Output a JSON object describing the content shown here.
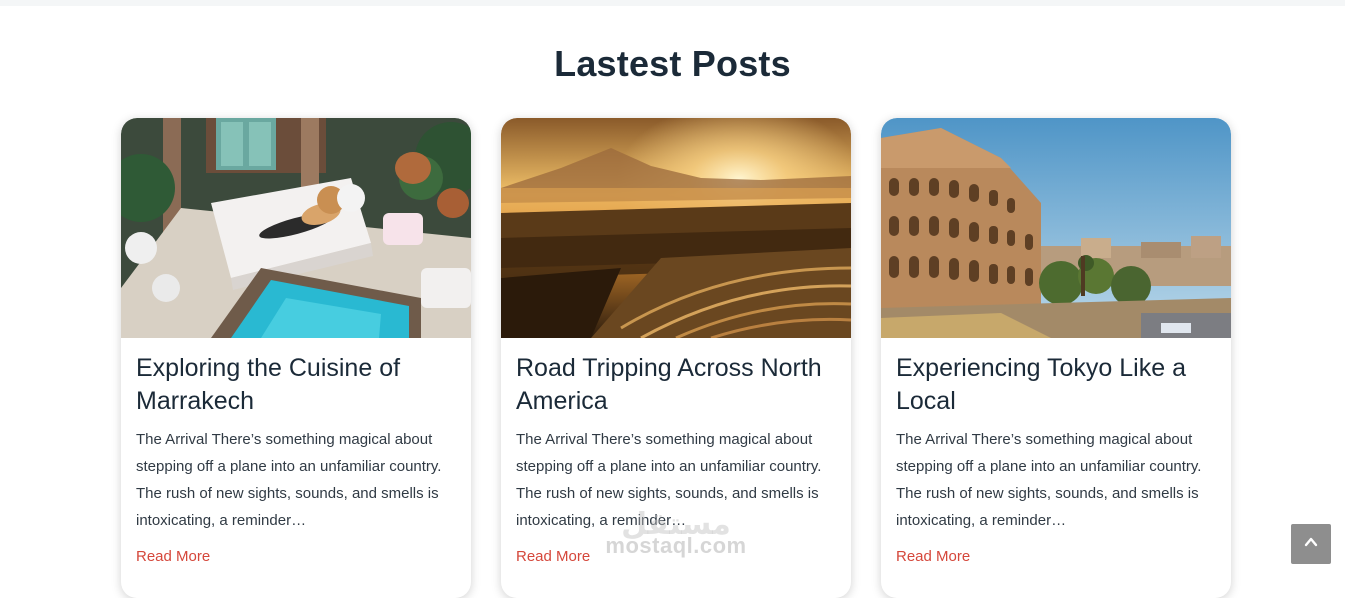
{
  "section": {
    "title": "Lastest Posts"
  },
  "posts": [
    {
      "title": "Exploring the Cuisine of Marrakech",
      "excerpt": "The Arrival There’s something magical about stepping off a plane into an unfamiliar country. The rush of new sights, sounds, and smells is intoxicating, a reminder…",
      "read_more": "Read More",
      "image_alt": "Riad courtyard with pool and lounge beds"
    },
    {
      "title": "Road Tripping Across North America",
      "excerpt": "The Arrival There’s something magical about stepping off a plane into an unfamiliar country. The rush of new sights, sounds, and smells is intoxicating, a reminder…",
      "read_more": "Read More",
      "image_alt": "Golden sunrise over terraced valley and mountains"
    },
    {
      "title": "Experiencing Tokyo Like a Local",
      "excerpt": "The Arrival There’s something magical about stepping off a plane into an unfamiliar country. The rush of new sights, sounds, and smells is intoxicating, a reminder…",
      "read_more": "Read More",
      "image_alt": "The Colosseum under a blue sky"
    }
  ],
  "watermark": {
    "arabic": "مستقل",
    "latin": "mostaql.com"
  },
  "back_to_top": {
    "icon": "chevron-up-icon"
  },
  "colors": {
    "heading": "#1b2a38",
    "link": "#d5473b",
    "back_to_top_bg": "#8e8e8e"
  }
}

·····

> **Your goal**
Drop the images and repeat the data exactly.

> **Task response**
Output a JSON object describing the content shown here.
{
  "section": {
    "title": "Lastest Posts"
  },
  "posts": [
    {
      "title": "Exploring the Cuisine of Marrakech",
      "excerpt": "The Arrival There’s something magical about stepping off a plane into an unfamiliar country. The rush of new sights, sounds, and smells is intoxicating, a reminder…",
      "read_more": "Read More",
      "image_alt": "Riad courtyard with pool and lounge beds"
    },
    {
      "title": "Road Tripping Across North America",
      "excerpt": "The Arrival There’s something magical about stepping off a plane into an unfamiliar country. The rush of new sights, sounds, and smells is intoxicating, a reminder…",
      "read_more": "Read More",
      "image_alt": "Golden sunrise over terraced valley and mountains"
    },
    {
      "title": "Experiencing Tokyo Like a Local",
      "excerpt": "The Arrival There’s something magical about stepping off a plane into an unfamiliar country. The rush of new sights, sounds, and smells is intoxicating, a reminder…",
      "read_more": "Read More",
      "image_alt": "The Colosseum under a blue sky"
    }
  ],
  "watermark": {
    "arabic": "مستقل",
    "latin": "mostaql.com"
  },
  "back_to_top": {
    "icon": "chevron-up-icon"
  },
  "colors": {
    "heading": "#1b2a38",
    "link": "#d5473b",
    "back_to_top_bg": "#8e8e8e"
  }
}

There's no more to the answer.